◆ Your objective: Reproduce all of the data word for word.

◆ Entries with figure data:
- - - -

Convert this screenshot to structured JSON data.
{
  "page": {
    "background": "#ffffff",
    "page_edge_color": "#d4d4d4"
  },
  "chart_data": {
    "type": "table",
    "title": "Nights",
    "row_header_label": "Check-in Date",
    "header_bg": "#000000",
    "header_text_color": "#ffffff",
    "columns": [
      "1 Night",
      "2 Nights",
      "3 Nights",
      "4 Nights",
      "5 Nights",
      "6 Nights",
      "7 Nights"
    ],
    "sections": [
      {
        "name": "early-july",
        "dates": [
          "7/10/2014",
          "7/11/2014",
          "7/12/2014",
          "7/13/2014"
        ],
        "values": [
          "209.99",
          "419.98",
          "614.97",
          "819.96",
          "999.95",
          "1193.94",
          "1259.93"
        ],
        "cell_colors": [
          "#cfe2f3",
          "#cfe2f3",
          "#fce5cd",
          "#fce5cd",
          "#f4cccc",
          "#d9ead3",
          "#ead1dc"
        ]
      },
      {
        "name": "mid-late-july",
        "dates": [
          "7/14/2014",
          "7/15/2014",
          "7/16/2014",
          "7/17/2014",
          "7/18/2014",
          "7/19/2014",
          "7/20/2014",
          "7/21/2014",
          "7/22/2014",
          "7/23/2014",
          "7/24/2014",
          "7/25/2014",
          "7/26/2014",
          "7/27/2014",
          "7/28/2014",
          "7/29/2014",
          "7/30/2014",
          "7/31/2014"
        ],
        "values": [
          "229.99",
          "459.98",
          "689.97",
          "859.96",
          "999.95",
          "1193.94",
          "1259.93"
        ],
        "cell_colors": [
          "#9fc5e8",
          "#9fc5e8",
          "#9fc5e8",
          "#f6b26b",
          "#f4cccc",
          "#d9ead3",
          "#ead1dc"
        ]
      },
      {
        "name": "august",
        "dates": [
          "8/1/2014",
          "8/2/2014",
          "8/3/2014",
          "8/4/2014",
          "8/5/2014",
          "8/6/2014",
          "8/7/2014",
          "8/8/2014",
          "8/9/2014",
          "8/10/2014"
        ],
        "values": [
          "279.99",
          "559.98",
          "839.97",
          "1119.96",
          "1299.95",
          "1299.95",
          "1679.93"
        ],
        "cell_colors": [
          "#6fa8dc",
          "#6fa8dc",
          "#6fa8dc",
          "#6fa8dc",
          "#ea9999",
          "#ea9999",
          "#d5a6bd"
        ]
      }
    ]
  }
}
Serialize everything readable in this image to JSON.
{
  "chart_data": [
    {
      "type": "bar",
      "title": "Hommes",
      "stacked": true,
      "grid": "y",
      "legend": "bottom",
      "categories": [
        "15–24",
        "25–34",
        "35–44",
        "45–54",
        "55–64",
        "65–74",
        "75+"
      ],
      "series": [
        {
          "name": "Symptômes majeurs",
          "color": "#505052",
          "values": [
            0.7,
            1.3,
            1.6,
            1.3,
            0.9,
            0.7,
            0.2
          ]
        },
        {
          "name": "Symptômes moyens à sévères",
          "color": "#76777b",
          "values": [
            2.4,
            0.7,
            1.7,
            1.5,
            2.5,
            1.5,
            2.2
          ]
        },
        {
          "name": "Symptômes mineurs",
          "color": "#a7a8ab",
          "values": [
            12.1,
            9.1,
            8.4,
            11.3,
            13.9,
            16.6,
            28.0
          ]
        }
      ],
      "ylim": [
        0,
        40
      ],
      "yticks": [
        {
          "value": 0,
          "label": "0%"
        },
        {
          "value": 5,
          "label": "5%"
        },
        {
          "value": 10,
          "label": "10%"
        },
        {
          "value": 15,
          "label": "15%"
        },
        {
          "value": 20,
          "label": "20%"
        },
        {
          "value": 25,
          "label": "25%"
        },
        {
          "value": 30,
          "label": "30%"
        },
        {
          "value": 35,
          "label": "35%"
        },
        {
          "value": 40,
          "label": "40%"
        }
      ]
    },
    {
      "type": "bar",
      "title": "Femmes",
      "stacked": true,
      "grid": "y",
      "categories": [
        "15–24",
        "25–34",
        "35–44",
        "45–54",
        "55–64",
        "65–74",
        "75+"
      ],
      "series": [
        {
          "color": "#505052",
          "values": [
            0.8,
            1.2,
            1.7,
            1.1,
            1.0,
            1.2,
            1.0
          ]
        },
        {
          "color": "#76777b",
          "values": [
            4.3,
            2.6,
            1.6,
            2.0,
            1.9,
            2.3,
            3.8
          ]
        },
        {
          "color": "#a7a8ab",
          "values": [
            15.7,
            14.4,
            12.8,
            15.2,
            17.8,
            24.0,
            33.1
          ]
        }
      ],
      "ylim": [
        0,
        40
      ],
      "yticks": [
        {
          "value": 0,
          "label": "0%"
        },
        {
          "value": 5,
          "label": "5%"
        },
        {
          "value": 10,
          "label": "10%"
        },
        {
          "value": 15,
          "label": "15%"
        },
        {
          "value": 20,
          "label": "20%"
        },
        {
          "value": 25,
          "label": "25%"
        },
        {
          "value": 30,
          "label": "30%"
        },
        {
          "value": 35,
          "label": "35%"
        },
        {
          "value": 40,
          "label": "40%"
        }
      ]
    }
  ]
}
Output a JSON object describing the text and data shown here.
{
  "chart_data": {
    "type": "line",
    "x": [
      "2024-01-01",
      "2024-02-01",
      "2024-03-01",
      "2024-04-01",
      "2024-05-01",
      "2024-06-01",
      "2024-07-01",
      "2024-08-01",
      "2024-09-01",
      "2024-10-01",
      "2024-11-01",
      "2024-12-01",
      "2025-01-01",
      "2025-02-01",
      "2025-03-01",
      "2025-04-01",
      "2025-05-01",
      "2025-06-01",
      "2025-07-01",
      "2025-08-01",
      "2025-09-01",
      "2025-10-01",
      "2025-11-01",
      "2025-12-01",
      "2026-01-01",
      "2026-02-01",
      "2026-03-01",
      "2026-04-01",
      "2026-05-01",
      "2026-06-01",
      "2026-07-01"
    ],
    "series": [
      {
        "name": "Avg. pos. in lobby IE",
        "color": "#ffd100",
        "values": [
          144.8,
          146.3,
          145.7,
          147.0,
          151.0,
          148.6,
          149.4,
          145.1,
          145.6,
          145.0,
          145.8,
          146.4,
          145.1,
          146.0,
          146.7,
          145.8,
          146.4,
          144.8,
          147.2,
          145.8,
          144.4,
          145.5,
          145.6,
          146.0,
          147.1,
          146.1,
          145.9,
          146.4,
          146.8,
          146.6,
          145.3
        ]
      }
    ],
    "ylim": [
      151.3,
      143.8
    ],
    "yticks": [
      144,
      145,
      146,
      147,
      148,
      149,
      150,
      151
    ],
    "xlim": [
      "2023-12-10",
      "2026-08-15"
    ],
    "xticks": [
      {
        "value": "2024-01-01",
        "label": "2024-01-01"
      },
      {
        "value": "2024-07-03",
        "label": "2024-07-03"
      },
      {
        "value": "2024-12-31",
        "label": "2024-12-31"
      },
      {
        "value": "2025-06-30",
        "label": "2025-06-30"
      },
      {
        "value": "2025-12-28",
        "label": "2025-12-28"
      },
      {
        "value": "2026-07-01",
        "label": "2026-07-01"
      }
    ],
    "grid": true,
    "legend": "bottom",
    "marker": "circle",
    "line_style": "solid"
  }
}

- - - -

◆ Response to the task:
Convert this screenshot to structured JSON data.
{
  "page": {
    "background": "#ffffff",
    "page_edge_color": "#d4d4d4"
  },
  "chart_data": {
    "type": "table",
    "title": "Nights",
    "row_header_label": "Check-in Date",
    "header_bg": "#000000",
    "header_text_color": "#ffffff",
    "columns": [
      "1 Night",
      "2 Nights",
      "3 Nights",
      "4 Nights",
      "5 Nights",
      "6 Nights",
      "7 Nights"
    ],
    "sections": [
      {
        "name": "early-july",
        "dates": [
          "7/10/2014",
          "7/11/2014",
          "7/12/2014",
          "7/13/2014"
        ],
        "values": [
          "209.99",
          "419.98",
          "614.97",
          "819.96",
          "999.95",
          "1193.94",
          "1259.93"
        ],
        "cell_colors": [
          "#cfe2f3",
          "#cfe2f3",
          "#fce5cd",
          "#fce5cd",
          "#f4cccc",
          "#d9ead3",
          "#ead1dc"
        ]
      },
      {
        "name": "mid-late-july",
        "dates": [
          "7/14/2014",
          "7/15/2014",
          "7/16/2014",
          "7/17/2014",
          "7/18/2014",
          "7/19/2014",
          "7/20/2014",
          "7/21/2014",
          "7/22/2014",
          "7/23/2014",
          "7/24/2014",
          "7/25/2014",
          "7/26/2014",
          "7/27/2014",
          "7/28/2014",
          "7/29/2014",
          "7/30/2014",
          "7/31/2014"
        ],
        "values": [
          "229.99",
          "459.98",
          "689.97",
          "859.96",
          "999.95",
          "1193.94",
          "1259.93"
        ],
        "cell_colors": [
          "#9fc5e8",
          "#9fc5e8",
          "#9fc5e8",
          "#f6b26b",
          "#f4cccc",
          "#d9ead3",
          "#ead1dc"
        ]
      },
      {
        "name": "august",
        "dates": [
          "8/1/2014",
          "8/2/2014",
          "8/3/2014",
          "8/4/2014",
          "8/5/2014",
          "8/6/2014",
          "8/7/2014",
          "8/8/2014",
          "8/9/2014",
          "8/10/2014"
        ],
        "values": [
          "279.99",
          "559.98",
          "839.97",
          "1119.96",
          "1299.95",
          "1299.95",
          "1679.93"
        ],
        "cell_colors": [
          "#6fa8dc",
          "#6fa8dc",
          "#6fa8dc",
          "#6fa8dc",
          "#ea9999",
          "#ea9999",
          "#d5a6bd"
        ]
      }
    ]
  }
}
Serialize everything readable in this image to JSON.
{
  "chart_data": [
    {
      "type": "bar",
      "title": "Hommes",
      "stacked": true,
      "grid": "y",
      "legend": "bottom",
      "categories": [
        "15–24",
        "25–34",
        "35–44",
        "45–54",
        "55–64",
        "65–74",
        "75+"
      ],
      "series": [
        {
          "name": "Symptômes majeurs",
          "color": "#505052",
          "values": [
            0.7,
            1.3,
            1.6,
            1.3,
            0.9,
            0.7,
            0.2
          ]
        },
        {
          "name": "Symptômes moyens à sévères",
          "color": "#76777b",
          "values": [
            2.4,
            0.7,
            1.7,
            1.5,
            2.5,
            1.5,
            2.2
          ]
        },
        {
          "name": "Symptômes mineurs",
          "color": "#a7a8ab",
          "values": [
            12.1,
            9.1,
            8.4,
            11.3,
            13.9,
            16.6,
            28.0
          ]
        }
      ],
      "ylim": [
        0,
        40
      ],
      "yticks": [
        {
          "value": 0,
          "label": "0%"
        },
        {
          "value": 5,
          "label": "5%"
        },
        {
          "value": 10,
          "label": "10%"
        },
        {
          "value": 15,
          "label": "15%"
        },
        {
          "value": 20,
          "label": "20%"
        },
        {
          "value": 25,
          "label": "25%"
        },
        {
          "value": 30,
          "label": "30%"
        },
        {
          "value": 35,
          "label": "35%"
        },
        {
          "value": 40,
          "label": "40%"
        }
      ]
    },
    {
      "type": "bar",
      "title": "Femmes",
      "stacked": true,
      "grid": "y",
      "categories": [
        "15–24",
        "25–34",
        "35–44",
        "45–54",
        "55–64",
        "65–74",
        "75+"
      ],
      "series": [
        {
          "color": "#505052",
          "values": [
            0.8,
            1.2,
            1.7,
            1.1,
            1.0,
            1.2,
            1.0
          ]
        },
        {
          "color": "#76777b",
          "values": [
            4.3,
            2.6,
            1.6,
            2.0,
            1.9,
            2.3,
            3.8
          ]
        },
        {
          "color": "#a7a8ab",
          "values": [
            15.7,
            14.4,
            12.8,
            15.2,
            17.8,
            24.0,
            33.1
          ]
        }
      ],
      "ylim": [
        0,
        40
      ],
      "yticks": [
        {
          "value": 0,
          "label": "0%"
        },
        {
          "value": 5,
          "label": "5%"
        },
        {
          "value": 10,
          "label": "10%"
        },
        {
          "value": 15,
          "label": "15%"
        },
        {
          "value": 20,
          "label": "20%"
        },
        {
          "value": 25,
          "label": "25%"
        },
        {
          "value": 30,
          "label": "30%"
        },
        {
          "value": 35,
          "label": "35%"
        },
        {
          "value": 40,
          "label": "40%"
        }
      ]
    }
  ]
}
Output a JSON object describing the text and data shown here.
{
  "chart_data": {
    "type": "line",
    "x": [
      "2024-01-01",
      "2024-02-01",
      "2024-03-01",
      "2024-04-01",
      "2024-05-01",
      "2024-06-01",
      "2024-07-01",
      "2024-08-01",
      "2024-09-01",
      "2024-10-01",
      "2024-11-01",
      "2024-12-01",
      "2025-01-01",
      "2025-02-01",
      "2025-03-01",
      "2025-04-01",
      "2025-05-01",
      "2025-06-01",
      "2025-07-01",
      "2025-08-01",
      "2025-09-01",
      "2025-10-01",
      "2025-11-01",
      "2025-12-01",
      "2026-01-01",
      "2026-02-01",
      "2026-03-01",
      "2026-04-01",
      "2026-05-01",
      "2026-06-01",
      "2026-07-01"
    ],
    "series": [
      {
        "name": "Avg. pos. in lobby IE",
        "color": "#ffd100",
        "values": [
          144.8,
          146.3,
          145.7,
          147.0,
          151.0,
          148.6,
          149.4,
          145.1,
          145.6,
          145.0,
          145.8,
          146.4,
          145.1,
          146.0,
          146.7,
          145.8,
          146.4,
          144.8,
          147.2,
          145.8,
          144.4,
          145.5,
          145.6,
          146.0,
          147.1,
          146.1,
          145.9,
          146.4,
          146.8,
          146.6,
          145.3
        ]
      }
    ],
    "ylim": [
      151.3,
      143.8
    ],
    "yticks": [
      144,
      145,
      146,
      147,
      148,
      149,
      150,
      151
    ],
    "xlim": [
      "2023-12-10",
      "2026-08-15"
    ],
    "xticks": [
      {
        "value": "2024-01-01",
        "label": "2024-01-01"
      },
      {
        "value": "2024-07-03",
        "label": "2024-07-03"
      },
      {
        "value": "2024-12-31",
        "label": "2024-12-31"
      },
      {
        "value": "2025-06-30",
        "label": "2025-06-30"
      },
      {
        "value": "2025-12-28",
        "label": "2025-12-28"
      },
      {
        "value": "2026-07-01",
        "label": "2026-07-01"
      }
    ],
    "grid": true,
    "legend": "bottom",
    "marker": "circle",
    "line_style": "solid"
  }
}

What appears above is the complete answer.